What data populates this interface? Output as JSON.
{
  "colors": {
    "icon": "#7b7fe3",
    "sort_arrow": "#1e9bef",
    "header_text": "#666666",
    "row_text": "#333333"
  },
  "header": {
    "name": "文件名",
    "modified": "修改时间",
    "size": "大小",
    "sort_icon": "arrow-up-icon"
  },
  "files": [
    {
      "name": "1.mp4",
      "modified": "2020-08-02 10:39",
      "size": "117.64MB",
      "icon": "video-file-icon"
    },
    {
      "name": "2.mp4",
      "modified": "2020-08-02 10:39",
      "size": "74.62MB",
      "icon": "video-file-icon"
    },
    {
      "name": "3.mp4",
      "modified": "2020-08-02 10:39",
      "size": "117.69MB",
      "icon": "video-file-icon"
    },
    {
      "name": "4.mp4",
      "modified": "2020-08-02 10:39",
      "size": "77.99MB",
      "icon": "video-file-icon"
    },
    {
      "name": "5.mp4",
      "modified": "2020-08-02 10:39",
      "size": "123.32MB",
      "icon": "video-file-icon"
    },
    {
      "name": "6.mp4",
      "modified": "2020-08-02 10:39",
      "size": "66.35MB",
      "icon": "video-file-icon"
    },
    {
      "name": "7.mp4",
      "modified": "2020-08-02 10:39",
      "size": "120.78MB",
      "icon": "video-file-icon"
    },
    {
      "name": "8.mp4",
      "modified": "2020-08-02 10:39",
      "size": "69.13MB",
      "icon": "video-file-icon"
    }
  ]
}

- **Stated goal**:
Reproduce the whole listing word for word.

- **Solved problem**:
What data populates this interface? Output as JSON.
{
  "colors": {
    "icon": "#7b7fe3",
    "sort_arrow": "#1e9bef",
    "header_text": "#666666",
    "row_text": "#333333"
  },
  "header": {
    "name": "文件名",
    "modified": "修改时间",
    "size": "大小",
    "sort_icon": "arrow-up-icon"
  },
  "files": [
    {
      "name": "1.mp4",
      "modified": "2020-08-02 10:39",
      "size": "117.64MB",
      "icon": "video-file-icon"
    },
    {
      "name": "2.mp4",
      "modified": "2020-08-02 10:39",
      "size": "74.62MB",
      "icon": "video-file-icon"
    },
    {
      "name": "3.mp4",
      "modified": "2020-08-02 10:39",
      "size": "117.69MB",
      "icon": "video-file-icon"
    },
    {
      "name": "4.mp4",
      "modified": "2020-08-02 10:39",
      "size": "77.99MB",
      "icon": "video-file-icon"
    },
    {
      "name": "5.mp4",
      "modified": "2020-08-02 10:39",
      "size": "123.32MB",
      "icon": "video-file-icon"
    },
    {
      "name": "6.mp4",
      "modified": "2020-08-02 10:39",
      "size": "66.35MB",
      "icon": "video-file-icon"
    },
    {
      "name": "7.mp4",
      "modified": "2020-08-02 10:39",
      "size": "120.78MB",
      "icon": "video-file-icon"
    },
    {
      "name": "8.mp4",
      "modified": "2020-08-02 10:39",
      "size": "69.13MB",
      "icon": "video-file-icon"
    }
  ]
}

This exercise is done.